• [PROBLEM TO SOLVE]: Your task is to extract every line from the material below exactly.

• [DATASET EXTRACT]:
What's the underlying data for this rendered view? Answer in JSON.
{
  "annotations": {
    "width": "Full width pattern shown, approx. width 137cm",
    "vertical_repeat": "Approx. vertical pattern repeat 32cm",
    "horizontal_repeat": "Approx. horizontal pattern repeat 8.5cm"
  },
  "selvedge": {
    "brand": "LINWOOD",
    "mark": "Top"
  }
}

• [COMPLETED EXERCISE]:
What's the underlying data for this rendered view? Answer in JSON.
{
  "annotations": {
    "width": "Full width pattern shown, approx. width 137cm",
    "vertical_repeat": "Approx. vertical pattern repeat 32cm",
    "horizontal_repeat": "Approx. horizontal pattern repeat 8.5cm"
  },
  "selvedge": {
    "brand": "LINWOOD",
    "mark": "Top"
  }
}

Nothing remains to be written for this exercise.